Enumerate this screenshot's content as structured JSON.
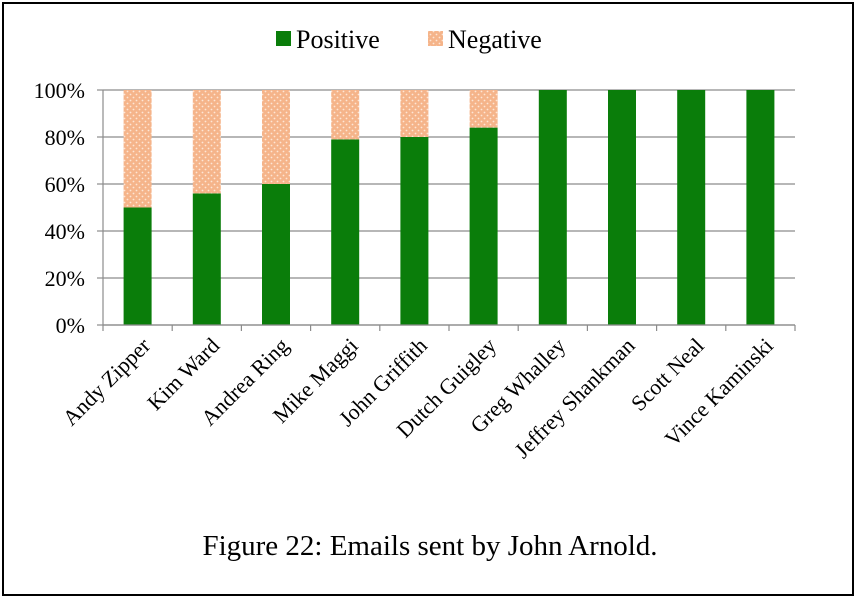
{
  "caption": "Figure 22: Emails sent by John Arnold.",
  "chart_data": {
    "type": "bar",
    "stacked": true,
    "categories": [
      "Andy Zipper",
      "Kim Ward",
      "Andrea Ring",
      "Mike Maggi",
      "John Griffith",
      "Dutch Guigley",
      "Greg Whalley",
      "Jeffrey Shankman",
      "Scott Neal",
      "Vince Kaminski"
    ],
    "series": [
      {
        "name": "Positive",
        "color": "#0a7d0a",
        "values": [
          50,
          56,
          60,
          79,
          80,
          84,
          100,
          100,
          100,
          100
        ]
      },
      {
        "name": "Negative",
        "color": "#f5b48a",
        "values": [
          50,
          44,
          40,
          21,
          20,
          16,
          0,
          0,
          0,
          0
        ]
      }
    ],
    "y_ticks": [
      "0%",
      "20%",
      "40%",
      "60%",
      "80%",
      "100%"
    ],
    "ylim": [
      0,
      100
    ],
    "legend": "top-center",
    "grid": true
  }
}
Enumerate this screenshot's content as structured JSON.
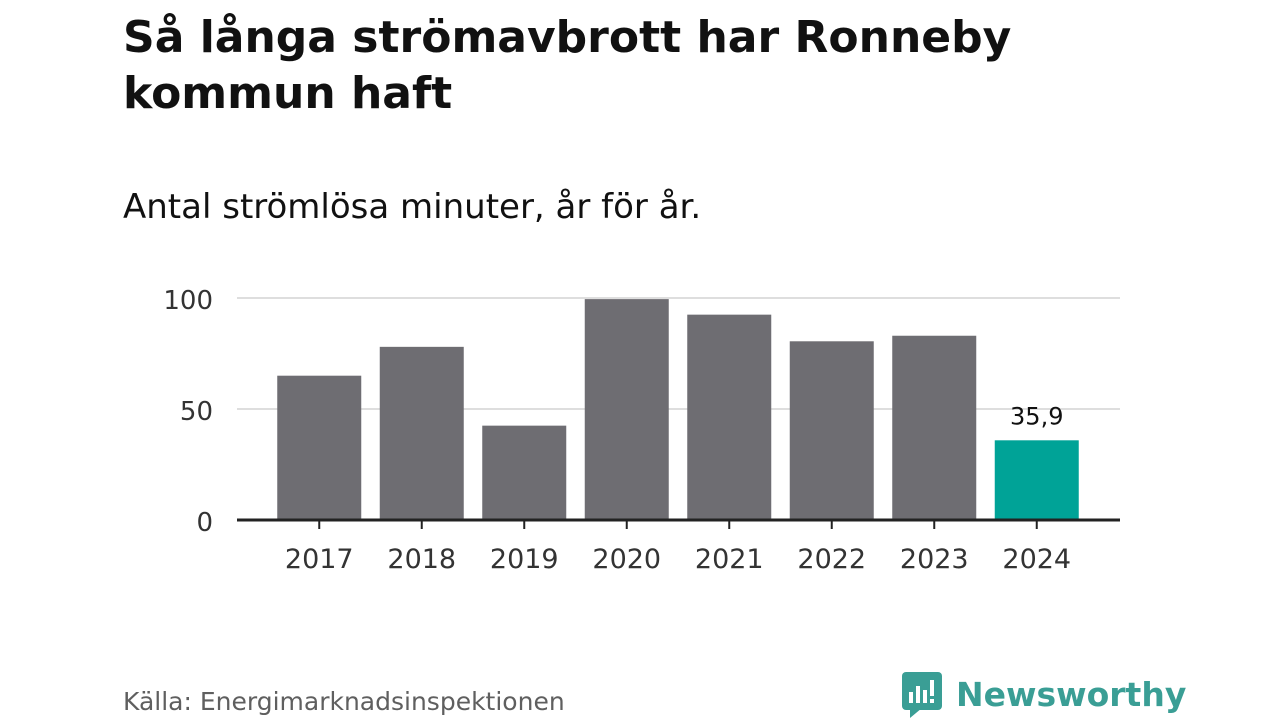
{
  "chart_data": {
    "type": "bar",
    "title": "Så långa strömavbrott har Ronneby kommun haft",
    "subtitle": "Antal strömlösa minuter, år för år.",
    "categories": [
      "2017",
      "2018",
      "2019",
      "2020",
      "2021",
      "2022",
      "2023",
      "2024"
    ],
    "values": [
      65,
      78,
      42.5,
      99.5,
      92.5,
      80.5,
      83,
      35.9
    ],
    "highlight_index": 7,
    "data_labels": [
      {
        "index": 7,
        "text": "35,9"
      }
    ],
    "y_ticks": [
      0,
      50,
      100
    ],
    "ylim": [
      0,
      100
    ],
    "xlabel": "",
    "ylabel": "",
    "grid": true,
    "colors": {
      "bar": "#6e6d72",
      "highlight": "#00a397",
      "grid": "#dedede",
      "axis": "#222222"
    }
  },
  "source": "Källa: Energimarknadsinspektionen",
  "brand": {
    "name": "Newsworthy",
    "icon": "newsworthy-logo-icon",
    "color": "#3a9e95"
  }
}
........
### Required task
Copy every record character for character. Skip the pictures.

### Solved exercise
Enumerate this screenshot's content as structured JSON.
{
  "caption": "Figure 22: Emails sent by John Arnold.",
  "chart_data": {
    "type": "bar",
    "stacked": true,
    "categories": [
      "Andy Zipper",
      "Kim Ward",
      "Andrea Ring",
      "Mike Maggi",
      "John Griffith",
      "Dutch Guigley",
      "Greg Whalley",
      "Jeffrey Shankman",
      "Scott Neal",
      "Vince Kaminski"
    ],
    "series": [
      {
        "name": "Positive",
        "color": "#0a7d0a",
        "values": [
          50,
          56,
          60,
          79,
          80,
          84,
          100,
          100,
          100,
          100
        ]
      },
      {
        "name": "Negative",
        "color": "#f5b48a",
        "values": [
          50,
          44,
          40,
          21,
          20,
          16,
          0,
          0,
          0,
          0
        ]
      }
    ],
    "y_ticks": [
      "0%",
      "20%",
      "40%",
      "60%",
      "80%",
      "100%"
    ],
    "ylim": [
      0,
      100
    ],
    "legend": "top-center",
    "grid": true
  }
}
Enumerate this screenshot's content as structured JSON.
{
  "chart_data": {
    "type": "bar",
    "title": "Så långa strömavbrott har Ronneby kommun haft",
    "subtitle": "Antal strömlösa minuter, år för år.",
    "categories": [
      "2017",
      "2018",
      "2019",
      "2020",
      "2021",
      "2022",
      "2023",
      "2024"
    ],
    "values": [
      65,
      78,
      42.5,
      99.5,
      92.5,
      80.5,
      83,
      35.9
    ],
    "highlight_index": 7,
    "data_labels": [
      {
        "index": 7,
        "text": "35,9"
      }
    ],
    "y_ticks": [
      0,
      50,
      100
    ],
    "ylim": [
      0,
      100
    ],
    "xlabel": "",
    "ylabel": "",
    "grid": true,
    "colors": {
      "bar": "#6e6d72",
      "highlight": "#00a397",
      "grid": "#dedede",
      "axis": "#222222"
    }
  },
  "source": "Källa: Energimarknadsinspektionen",
  "brand": {
    "name": "Newsworthy",
    "icon": "newsworthy-logo-icon",
    "color": "#3a9e95"
  }
}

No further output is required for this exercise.